Goal: Copy all the entries word for word, but omit the pictures.

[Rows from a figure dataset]
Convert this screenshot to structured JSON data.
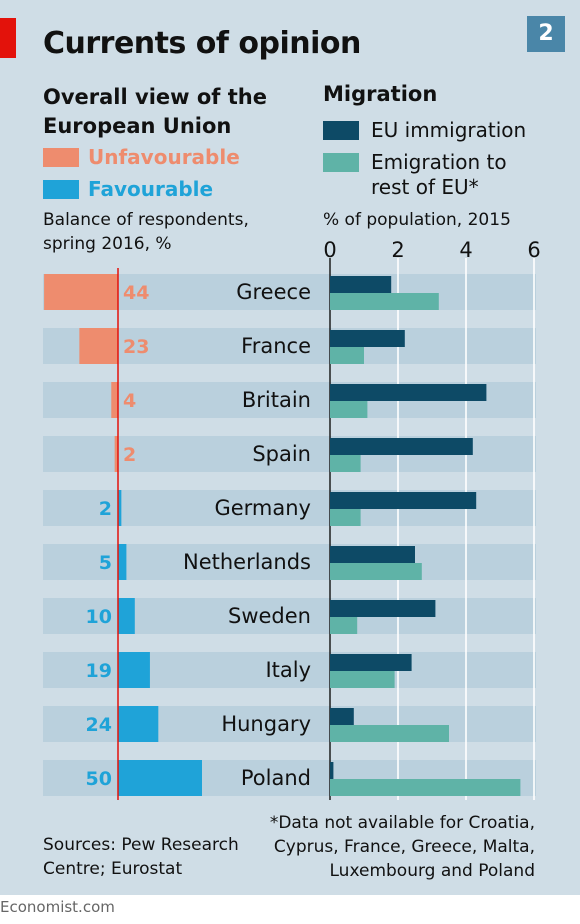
{
  "header": {
    "title": "Currents of opinion",
    "badge": "2"
  },
  "left_panel": {
    "heading_line1": "Overall view of the",
    "heading_line2": "European Union",
    "legend_unfavourable": "Unfavourable",
    "legend_favourable": "Favourable",
    "note_line1": "Balance of respondents,",
    "note_line2": "spring 2016, %"
  },
  "right_panel": {
    "heading": "Migration",
    "legend_immigration": "EU immigration",
    "legend_emigration_line1": "Emigration to",
    "legend_emigration_line2": "rest of EU*",
    "note": "% of population, 2015"
  },
  "colors": {
    "background": "#cfdde6",
    "unfavourable": "#ee8c6e",
    "favourable": "#1fa3d8",
    "immigration": "#0d4a66",
    "emigration": "#5fb3a7",
    "row_band": "#bad0dd",
    "zero_line": "#e3120b"
  },
  "chart_data": [
    {
      "type": "bar",
      "title": "Overall view of the European Union",
      "subtitle": "Balance of respondents, spring 2016, %",
      "categories": [
        "Greece",
        "France",
        "Britain",
        "Spain",
        "Germany",
        "Netherlands",
        "Sweden",
        "Italy",
        "Hungary",
        "Poland"
      ],
      "series": [
        {
          "name": "Unfavourable",
          "values": [
            44,
            23,
            4,
            2,
            null,
            null,
            null,
            null,
            null,
            null
          ]
        },
        {
          "name": "Favourable",
          "values": [
            null,
            null,
            null,
            null,
            2,
            5,
            10,
            19,
            24,
            50
          ]
        }
      ]
    },
    {
      "type": "bar",
      "title": "Migration",
      "subtitle": "% of population, 2015",
      "categories": [
        "Greece",
        "France",
        "Britain",
        "Spain",
        "Germany",
        "Netherlands",
        "Sweden",
        "Italy",
        "Hungary",
        "Poland"
      ],
      "series": [
        {
          "name": "EU immigration",
          "values": [
            1.8,
            2.2,
            4.6,
            4.2,
            4.3,
            2.5,
            3.1,
            2.4,
            0.7,
            0.1
          ]
        },
        {
          "name": "Emigration to rest of EU*",
          "values": [
            3.2,
            1.0,
            1.1,
            0.9,
            0.9,
            2.7,
            0.8,
            1.9,
            3.5,
            5.6
          ]
        }
      ],
      "xlim": [
        0,
        6
      ],
      "x_ticks": [
        0,
        2,
        4,
        6
      ],
      "grid": true
    }
  ],
  "sources": {
    "line1": "Sources: Pew Research",
    "line2": "Centre; Eurostat"
  },
  "footnote": {
    "line1": "*Data not available for Croatia,",
    "line2": "Cyprus, France, Greece, Malta,",
    "line3": "Luxembourg and Poland"
  },
  "footer": "Economist.com"
}
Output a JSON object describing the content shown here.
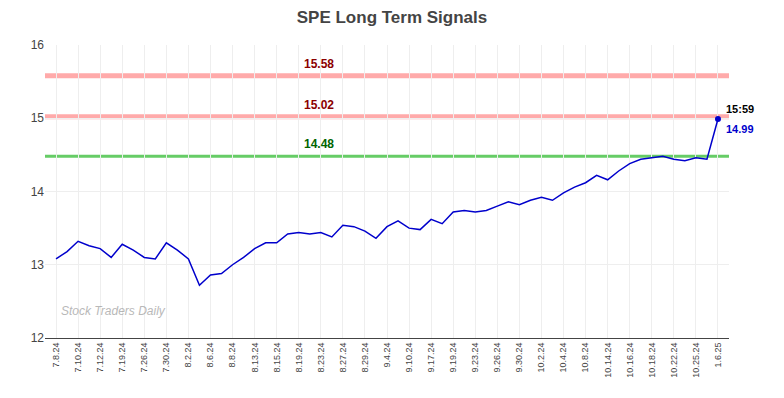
{
  "chart_data": {
    "type": "line",
    "title": "SPE Long Term Signals",
    "categories": [
      "7.8.24",
      null,
      "7.10.24",
      null,
      "7.12.24",
      null,
      "7.19.24",
      null,
      "7.26.24",
      null,
      "7.30.24",
      null,
      "8.2.24",
      null,
      "8.6.24",
      null,
      "8.8.24",
      null,
      "8.13.24",
      null,
      "8.15.24",
      null,
      "8.19.24",
      null,
      "8.23.24",
      null,
      "8.27.24",
      null,
      "8.29.24",
      null,
      "9.4.24",
      null,
      "9.10.24",
      null,
      "9.17.24",
      null,
      "9.19.24",
      null,
      "9.23.24",
      null,
      "9.26.24",
      null,
      "9.30.24",
      null,
      "10.2.24",
      null,
      "10.4.24",
      null,
      "10.8.24",
      null,
      "10.14.24",
      null,
      "10.16.24",
      null,
      "10.18.24",
      null,
      "10.22.24",
      null,
      "10.25.24",
      null,
      "1.6.25"
    ],
    "values": [
      13.08,
      13.18,
      13.32,
      13.26,
      13.22,
      13.1,
      13.28,
      13.2,
      13.1,
      13.08,
      13.3,
      13.2,
      13.08,
      12.72,
      12.86,
      12.88,
      13.0,
      13.1,
      13.22,
      13.3,
      13.3,
      13.42,
      13.44,
      13.42,
      13.44,
      13.38,
      13.54,
      13.52,
      13.46,
      13.36,
      13.52,
      13.6,
      13.5,
      13.48,
      13.62,
      13.56,
      13.72,
      13.74,
      13.72,
      13.74,
      13.8,
      13.86,
      13.82,
      13.88,
      13.92,
      13.88,
      13.98,
      14.06,
      14.12,
      14.22,
      14.16,
      14.28,
      14.38,
      14.44,
      14.46,
      14.48,
      14.44,
      14.42,
      14.46,
      14.44,
      14.99
    ],
    "color": "#0000cc",
    "hlines": [
      {
        "value": 15.58,
        "label": "15.58",
        "color": "#ffaaaa",
        "label_color": "darkred"
      },
      {
        "value": 15.02,
        "label": "15.02",
        "color": "#ffaaaa",
        "label_color": "darkred"
      },
      {
        "value": 14.48,
        "label": "14.48",
        "color": "#66cc66",
        "label_color": "darkgreen"
      }
    ],
    "annotations": [
      "15:59",
      "14.99"
    ],
    "watermark": "Stock Traders Daily",
    "ylim": [
      12,
      16
    ],
    "yticks": [
      12,
      13,
      14,
      15,
      16
    ],
    "grid": true
  }
}
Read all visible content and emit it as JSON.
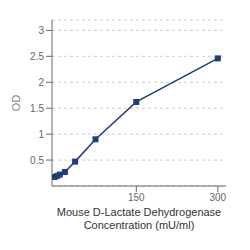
{
  "chart_data": {
    "type": "line",
    "xlabel": "Mouse D-Lactate Dehydrogenase\nConcentration (mU/ml)",
    "ylabel": "OD",
    "x": [
      0,
      4.69,
      9.38,
      18.75,
      37.5,
      75,
      150,
      300
    ],
    "values": [
      0.175,
      0.195,
      0.22,
      0.27,
      0.47,
      0.9,
      1.62,
      2.46
    ],
    "xlim": [
      -5,
      315
    ],
    "ylim": [
      0,
      3.2
    ],
    "xticks": [
      150,
      300
    ],
    "yticks": [
      0.5,
      1,
      1.5,
      2,
      2.5,
      3
    ],
    "grid": true,
    "marker": "square",
    "color": "#1f3d7a"
  }
}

Answer in full:
Convert this screenshot to structured JSON data.
{
  "header": {
    "title": "Currents of opinion",
    "badge": "2"
  },
  "left_panel": {
    "heading_line1": "Overall view of the",
    "heading_line2": "European Union",
    "legend_unfavourable": "Unfavourable",
    "legend_favourable": "Favourable",
    "note_line1": "Balance of respondents,",
    "note_line2": "spring 2016, %"
  },
  "right_panel": {
    "heading": "Migration",
    "legend_immigration": "EU immigration",
    "legend_emigration_line1": "Emigration to",
    "legend_emigration_line2": "rest of EU*",
    "note": "% of population, 2015"
  },
  "colors": {
    "background": "#cfdde6",
    "unfavourable": "#ee8c6e",
    "favourable": "#1fa3d8",
    "immigration": "#0d4a66",
    "emigration": "#5fb3a7",
    "row_band": "#bad0dd",
    "zero_line": "#e3120b"
  },
  "chart_data": [
    {
      "type": "bar",
      "title": "Overall view of the European Union",
      "subtitle": "Balance of respondents, spring 2016, %",
      "categories": [
        "Greece",
        "France",
        "Britain",
        "Spain",
        "Germany",
        "Netherlands",
        "Sweden",
        "Italy",
        "Hungary",
        "Poland"
      ],
      "series": [
        {
          "name": "Unfavourable",
          "values": [
            44,
            23,
            4,
            2,
            null,
            null,
            null,
            null,
            null,
            null
          ]
        },
        {
          "name": "Favourable",
          "values": [
            null,
            null,
            null,
            null,
            2,
            5,
            10,
            19,
            24,
            50
          ]
        }
      ]
    },
    {
      "type": "bar",
      "title": "Migration",
      "subtitle": "% of population, 2015",
      "categories": [
        "Greece",
        "France",
        "Britain",
        "Spain",
        "Germany",
        "Netherlands",
        "Sweden",
        "Italy",
        "Hungary",
        "Poland"
      ],
      "series": [
        {
          "name": "EU immigration",
          "values": [
            1.8,
            2.2,
            4.6,
            4.2,
            4.3,
            2.5,
            3.1,
            2.4,
            0.7,
            0.1
          ]
        },
        {
          "name": "Emigration to rest of EU*",
          "values": [
            3.2,
            1.0,
            1.1,
            0.9,
            0.9,
            2.7,
            0.8,
            1.9,
            3.5,
            5.6
          ]
        }
      ],
      "xlim": [
        0,
        6
      ],
      "x_ticks": [
        0,
        2,
        4,
        6
      ],
      "grid": true
    }
  ],
  "sources": {
    "line1": "Sources: Pew Research",
    "line2": "Centre; Eurostat"
  },
  "footnote": {
    "line1": "*Data not available for Croatia,",
    "line2": "Cyprus, France, Greece, Malta,",
    "line3": "Luxembourg and Poland"
  },
  "footer": "Economist.com"
}
Output a JSON object describing the content shown here.
{
  "chart_data": {
    "type": "line",
    "title": "SPE Long Term Signals",
    "categories": [
      "7.8.24",
      null,
      "7.10.24",
      null,
      "7.12.24",
      null,
      "7.19.24",
      null,
      "7.26.24",
      null,
      "7.30.24",
      null,
      "8.2.24",
      null,
      "8.6.24",
      null,
      "8.8.24",
      null,
      "8.13.24",
      null,
      "8.15.24",
      null,
      "8.19.24",
      null,
      "8.23.24",
      null,
      "8.27.24",
      null,
      "8.29.24",
      null,
      "9.4.24",
      null,
      "9.10.24",
      null,
      "9.17.24",
      null,
      "9.19.24",
      null,
      "9.23.24",
      null,
      "9.26.24",
      null,
      "9.30.24",
      null,
      "10.2.24",
      null,
      "10.4.24",
      null,
      "10.8.24",
      null,
      "10.14.24",
      null,
      "10.16.24",
      null,
      "10.18.24",
      null,
      "10.22.24",
      null,
      "10.25.24",
      null,
      "1.6.25"
    ],
    "values": [
      13.08,
      13.18,
      13.32,
      13.26,
      13.22,
      13.1,
      13.28,
      13.2,
      13.1,
      13.08,
      13.3,
      13.2,
      13.08,
      12.72,
      12.86,
      12.88,
      13.0,
      13.1,
      13.22,
      13.3,
      13.3,
      13.42,
      13.44,
      13.42,
      13.44,
      13.38,
      13.54,
      13.52,
      13.46,
      13.36,
      13.52,
      13.6,
      13.5,
      13.48,
      13.62,
      13.56,
      13.72,
      13.74,
      13.72,
      13.74,
      13.8,
      13.86,
      13.82,
      13.88,
      13.92,
      13.88,
      13.98,
      14.06,
      14.12,
      14.22,
      14.16,
      14.28,
      14.38,
      14.44,
      14.46,
      14.48,
      14.44,
      14.42,
      14.46,
      14.44,
      14.99
    ],
    "color": "#0000cc",
    "hlines": [
      {
        "value": 15.58,
        "label": "15.58",
        "color": "#ffaaaa",
        "label_color": "darkred"
      },
      {
        "value": 15.02,
        "label": "15.02",
        "color": "#ffaaaa",
        "label_color": "darkred"
      },
      {
        "value": 14.48,
        "label": "14.48",
        "color": "#66cc66",
        "label_color": "darkgreen"
      }
    ],
    "annotations": [
      "15:59",
      "14.99"
    ],
    "watermark": "Stock Traders Daily",
    "ylim": [
      12,
      16
    ],
    "yticks": [
      12,
      13,
      14,
      15,
      16
    ],
    "grid": true
  }
}
Read all visible content and emit it as JSON.
{
  "chart_data": {
    "type": "line",
    "xlabel": "Mouse D-Lactate Dehydrogenase\nConcentration (mU/ml)",
    "ylabel": "OD",
    "x": [
      0,
      4.69,
      9.38,
      18.75,
      37.5,
      75,
      150,
      300
    ],
    "values": [
      0.175,
      0.195,
      0.22,
      0.27,
      0.47,
      0.9,
      1.62,
      2.46
    ],
    "xlim": [
      -5,
      315
    ],
    "ylim": [
      0,
      3.2
    ],
    "xticks": [
      150,
      300
    ],
    "yticks": [
      0.5,
      1,
      1.5,
      2,
      2.5,
      3
    ],
    "grid": true,
    "marker": "square",
    "color": "#1f3d7a"
  }
}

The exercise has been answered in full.